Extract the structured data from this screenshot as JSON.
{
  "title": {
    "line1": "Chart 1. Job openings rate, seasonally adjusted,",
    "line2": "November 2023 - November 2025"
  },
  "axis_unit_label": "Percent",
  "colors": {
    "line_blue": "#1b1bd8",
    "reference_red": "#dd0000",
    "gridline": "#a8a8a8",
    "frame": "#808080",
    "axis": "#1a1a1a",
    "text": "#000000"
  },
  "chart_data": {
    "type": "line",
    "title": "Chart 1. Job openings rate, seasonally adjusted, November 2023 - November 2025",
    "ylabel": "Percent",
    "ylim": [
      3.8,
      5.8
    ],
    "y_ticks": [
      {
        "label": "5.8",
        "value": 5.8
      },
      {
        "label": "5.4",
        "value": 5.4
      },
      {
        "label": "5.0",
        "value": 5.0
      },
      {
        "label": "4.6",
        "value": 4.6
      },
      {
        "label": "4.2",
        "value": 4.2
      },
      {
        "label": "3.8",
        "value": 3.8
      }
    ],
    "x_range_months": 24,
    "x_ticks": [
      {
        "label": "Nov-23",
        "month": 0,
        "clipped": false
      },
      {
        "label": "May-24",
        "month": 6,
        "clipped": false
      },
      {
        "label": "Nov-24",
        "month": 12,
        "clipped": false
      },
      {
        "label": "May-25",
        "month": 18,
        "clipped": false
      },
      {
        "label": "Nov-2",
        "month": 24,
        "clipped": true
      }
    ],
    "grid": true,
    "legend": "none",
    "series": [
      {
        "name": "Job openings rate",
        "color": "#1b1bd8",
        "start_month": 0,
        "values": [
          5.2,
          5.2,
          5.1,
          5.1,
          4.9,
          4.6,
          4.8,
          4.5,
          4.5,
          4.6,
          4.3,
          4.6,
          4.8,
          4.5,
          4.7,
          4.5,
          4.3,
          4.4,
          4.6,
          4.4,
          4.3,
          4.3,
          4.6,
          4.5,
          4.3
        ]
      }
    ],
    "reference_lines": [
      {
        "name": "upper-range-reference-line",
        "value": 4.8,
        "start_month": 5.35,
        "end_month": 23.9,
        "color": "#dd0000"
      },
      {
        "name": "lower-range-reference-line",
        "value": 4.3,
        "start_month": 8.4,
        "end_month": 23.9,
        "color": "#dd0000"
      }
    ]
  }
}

++++

Repeat the listing above without any change.

> [SOLUTION]:
Extract the structured data from this screenshot as JSON.
{
  "title": {
    "line1": "Chart 1. Job openings rate, seasonally adjusted,",
    "line2": "November 2023 - November 2025"
  },
  "axis_unit_label": "Percent",
  "colors": {
    "line_blue": "#1b1bd8",
    "reference_red": "#dd0000",
    "gridline": "#a8a8a8",
    "frame": "#808080",
    "axis": "#1a1a1a",
    "text": "#000000"
  },
  "chart_data": {
    "type": "line",
    "title": "Chart 1. Job openings rate, seasonally adjusted, November 2023 - November 2025",
    "ylabel": "Percent",
    "ylim": [
      3.8,
      5.8
    ],
    "y_ticks": [
      {
        "label": "5.8",
        "value": 5.8
      },
      {
        "label": "5.4",
        "value": 5.4
      },
      {
        "label": "5.0",
        "value": 5.0
      },
      {
        "label": "4.6",
        "value": 4.6
      },
      {
        "label": "4.2",
        "value": 4.2
      },
      {
        "label": "3.8",
        "value": 3.8
      }
    ],
    "x_range_months": 24,
    "x_ticks": [
      {
        "label": "Nov-23",
        "month": 0,
        "clipped": false
      },
      {
        "label": "May-24",
        "month": 6,
        "clipped": false
      },
      {
        "label": "Nov-24",
        "month": 12,
        "clipped": false
      },
      {
        "label": "May-25",
        "month": 18,
        "clipped": false
      },
      {
        "label": "Nov-2",
        "month": 24,
        "clipped": true
      }
    ],
    "grid": true,
    "legend": "none",
    "series": [
      {
        "name": "Job openings rate",
        "color": "#1b1bd8",
        "start_month": 0,
        "values": [
          5.2,
          5.2,
          5.1,
          5.1,
          4.9,
          4.6,
          4.8,
          4.5,
          4.5,
          4.6,
          4.3,
          4.6,
          4.8,
          4.5,
          4.7,
          4.5,
          4.3,
          4.4,
          4.6,
          4.4,
          4.3,
          4.3,
          4.6,
          4.5,
          4.3
        ]
      }
    ],
    "reference_lines": [
      {
        "name": "upper-range-reference-line",
        "value": 4.8,
        "start_month": 5.35,
        "end_month": 23.9,
        "color": "#dd0000"
      },
      {
        "name": "lower-range-reference-line",
        "value": 4.3,
        "start_month": 8.4,
        "end_month": 23.9,
        "color": "#dd0000"
      }
    ]
  }
}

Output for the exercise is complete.